## DO THIS
The entries below are to be written out again without alteration.

## THE INPUT
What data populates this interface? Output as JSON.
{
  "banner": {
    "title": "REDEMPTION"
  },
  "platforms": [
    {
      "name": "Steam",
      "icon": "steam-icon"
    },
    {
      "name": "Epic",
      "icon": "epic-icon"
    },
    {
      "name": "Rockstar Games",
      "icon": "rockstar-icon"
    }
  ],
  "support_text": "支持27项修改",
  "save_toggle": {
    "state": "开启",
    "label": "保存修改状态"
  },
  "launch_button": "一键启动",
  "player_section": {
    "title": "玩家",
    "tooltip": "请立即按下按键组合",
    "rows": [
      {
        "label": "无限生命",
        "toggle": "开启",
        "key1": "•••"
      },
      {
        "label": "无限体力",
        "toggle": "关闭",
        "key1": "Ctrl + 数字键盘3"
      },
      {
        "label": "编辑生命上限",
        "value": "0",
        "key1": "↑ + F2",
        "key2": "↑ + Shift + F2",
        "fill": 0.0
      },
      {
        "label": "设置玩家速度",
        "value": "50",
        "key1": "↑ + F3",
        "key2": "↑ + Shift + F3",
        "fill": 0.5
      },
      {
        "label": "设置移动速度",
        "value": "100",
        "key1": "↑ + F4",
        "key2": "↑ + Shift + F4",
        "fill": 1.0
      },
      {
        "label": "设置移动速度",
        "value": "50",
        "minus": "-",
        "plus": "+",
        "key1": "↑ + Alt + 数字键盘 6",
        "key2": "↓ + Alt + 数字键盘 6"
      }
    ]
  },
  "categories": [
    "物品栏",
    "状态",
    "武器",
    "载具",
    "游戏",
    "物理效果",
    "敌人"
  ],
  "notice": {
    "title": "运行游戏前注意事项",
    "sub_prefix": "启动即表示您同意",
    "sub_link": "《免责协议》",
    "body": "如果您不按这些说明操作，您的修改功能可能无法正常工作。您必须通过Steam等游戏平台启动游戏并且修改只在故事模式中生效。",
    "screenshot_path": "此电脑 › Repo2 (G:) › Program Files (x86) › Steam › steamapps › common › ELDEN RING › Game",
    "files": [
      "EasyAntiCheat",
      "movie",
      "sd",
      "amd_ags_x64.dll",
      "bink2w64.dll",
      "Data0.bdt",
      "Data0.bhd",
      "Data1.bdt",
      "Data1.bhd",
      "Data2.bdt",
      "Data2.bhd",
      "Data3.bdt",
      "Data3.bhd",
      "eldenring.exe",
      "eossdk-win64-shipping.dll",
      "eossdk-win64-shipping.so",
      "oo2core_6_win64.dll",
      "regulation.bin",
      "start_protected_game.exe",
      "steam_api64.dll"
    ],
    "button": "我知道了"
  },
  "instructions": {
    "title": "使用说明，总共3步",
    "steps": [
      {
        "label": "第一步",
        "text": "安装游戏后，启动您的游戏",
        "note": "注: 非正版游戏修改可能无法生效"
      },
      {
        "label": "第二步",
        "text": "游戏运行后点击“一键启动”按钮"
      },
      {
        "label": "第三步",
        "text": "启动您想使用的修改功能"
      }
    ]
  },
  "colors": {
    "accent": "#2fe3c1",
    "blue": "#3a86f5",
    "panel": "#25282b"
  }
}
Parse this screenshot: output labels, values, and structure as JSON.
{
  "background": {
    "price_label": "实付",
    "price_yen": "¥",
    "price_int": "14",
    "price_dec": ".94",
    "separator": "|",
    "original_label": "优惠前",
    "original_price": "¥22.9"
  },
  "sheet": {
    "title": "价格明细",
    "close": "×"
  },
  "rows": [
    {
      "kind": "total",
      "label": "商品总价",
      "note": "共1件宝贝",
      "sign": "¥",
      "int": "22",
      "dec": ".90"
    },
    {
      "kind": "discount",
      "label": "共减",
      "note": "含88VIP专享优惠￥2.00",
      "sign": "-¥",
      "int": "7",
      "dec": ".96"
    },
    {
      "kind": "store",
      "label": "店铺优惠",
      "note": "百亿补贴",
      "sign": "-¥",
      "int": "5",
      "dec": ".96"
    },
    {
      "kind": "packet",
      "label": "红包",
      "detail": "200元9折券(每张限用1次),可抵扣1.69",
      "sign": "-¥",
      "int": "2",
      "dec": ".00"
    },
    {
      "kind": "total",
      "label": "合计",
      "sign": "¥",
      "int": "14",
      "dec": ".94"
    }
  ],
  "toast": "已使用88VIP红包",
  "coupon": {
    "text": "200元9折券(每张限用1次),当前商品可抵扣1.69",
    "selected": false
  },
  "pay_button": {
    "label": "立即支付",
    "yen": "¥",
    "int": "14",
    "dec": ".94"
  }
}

## FULL RESPONSE
What data populates this interface? Output as JSON.
{
  "banner": {
    "title": "REDEMPTION"
  },
  "platforms": [
    {
      "name": "Steam",
      "icon": "steam-icon"
    },
    {
      "name": "Epic",
      "icon": "epic-icon"
    },
    {
      "name": "Rockstar Games",
      "icon": "rockstar-icon"
    }
  ],
  "support_text": "支持27项修改",
  "save_toggle": {
    "state": "开启",
    "label": "保存修改状态"
  },
  "launch_button": "一键启动",
  "player_section": {
    "title": "玩家",
    "tooltip": "请立即按下按键组合",
    "rows": [
      {
        "label": "无限生命",
        "toggle": "开启",
        "key1": "•••"
      },
      {
        "label": "无限体力",
        "toggle": "关闭",
        "key1": "Ctrl + 数字键盘3"
      },
      {
        "label": "编辑生命上限",
        "value": "0",
        "key1": "↑ + F2",
        "key2": "↑ + Shift + F2",
        "fill": 0.0
      },
      {
        "label": "设置玩家速度",
        "value": "50",
        "key1": "↑ + F3",
        "key2": "↑ + Shift + F3",
        "fill": 0.5
      },
      {
        "label": "设置移动速度",
        "value": "100",
        "key1": "↑ + F4",
        "key2": "↑ + Shift + F4",
        "fill": 1.0
      },
      {
        "label": "设置移动速度",
        "value": "50",
        "minus": "-",
        "plus": "+",
        "key1": "↑ + Alt + 数字键盘 6",
        "key2": "↓ + Alt + 数字键盘 6"
      }
    ]
  },
  "categories": [
    "物品栏",
    "状态",
    "武器",
    "载具",
    "游戏",
    "物理效果",
    "敌人"
  ],
  "notice": {
    "title": "运行游戏前注意事项",
    "sub_prefix": "启动即表示您同意",
    "sub_link": "《免责协议》",
    "body": "如果您不按这些说明操作，您的修改功能可能无法正常工作。您必须通过Steam等游戏平台启动游戏并且修改只在故事模式中生效。",
    "screenshot_path": "此电脑 › Repo2 (G:) › Program Files (x86) › Steam › steamapps › common › ELDEN RING › Game",
    "files": [
      "EasyAntiCheat",
      "movie",
      "sd",
      "amd_ags_x64.dll",
      "bink2w64.dll",
      "Data0.bdt",
      "Data0.bhd",
      "Data1.bdt",
      "Data1.bhd",
      "Data2.bdt",
      "Data2.bhd",
      "Data3.bdt",
      "Data3.bhd",
      "eldenring.exe",
      "eossdk-win64-shipping.dll",
      "eossdk-win64-shipping.so",
      "oo2core_6_win64.dll",
      "regulation.bin",
      "start_protected_game.exe",
      "steam_api64.dll"
    ],
    "button": "我知道了"
  },
  "instructions": {
    "title": "使用说明，总共3步",
    "steps": [
      {
        "label": "第一步",
        "text": "安装游戏后，启动您的游戏",
        "note": "注: 非正版游戏修改可能无法生效"
      },
      {
        "label": "第二步",
        "text": "游戏运行后点击“一键启动”按钮"
      },
      {
        "label": "第三步",
        "text": "启动您想使用的修改功能"
      }
    ]
  },
  "colors": {
    "accent": "#2fe3c1",
    "blue": "#3a86f5",
    "panel": "#25282b"
  }
}
Parse this screenshot: output labels, values, and structure as JSON.
{
  "background": {
    "price_label": "实付",
    "price_yen": "¥",
    "price_int": "14",
    "price_dec": ".94",
    "separator": "|",
    "original_label": "优惠前",
    "original_price": "¥22.9"
  },
  "sheet": {
    "title": "价格明细",
    "close": "×"
  },
  "rows": [
    {
      "kind": "total",
      "label": "商品总价",
      "note": "共1件宝贝",
      "sign": "¥",
      "int": "22",
      "dec": ".90"
    },
    {
      "kind": "discount",
      "label": "共减",
      "note": "含88VIP专享优惠￥2.00",
      "sign": "-¥",
      "int": "7",
      "dec": ".96"
    },
    {
      "kind": "store",
      "label": "店铺优惠",
      "note": "百亿补贴",
      "sign": "-¥",
      "int": "5",
      "dec": ".96"
    },
    {
      "kind": "packet",
      "label": "红包",
      "detail": "200元9折券(每张限用1次),可抵扣1.69",
      "sign": "-¥",
      "int": "2",
      "dec": ".00"
    },
    {
      "kind": "total",
      "label": "合计",
      "sign": "¥",
      "int": "14",
      "dec": ".94"
    }
  ],
  "toast": "已使用88VIP红包",
  "coupon": {
    "text": "200元9折券(每张限用1次),当前商品可抵扣1.69",
    "selected": false
  },
  "pay_button": {
    "label": "立即支付",
    "yen": "¥",
    "int": "14",
    "dec": ".94"
  }
}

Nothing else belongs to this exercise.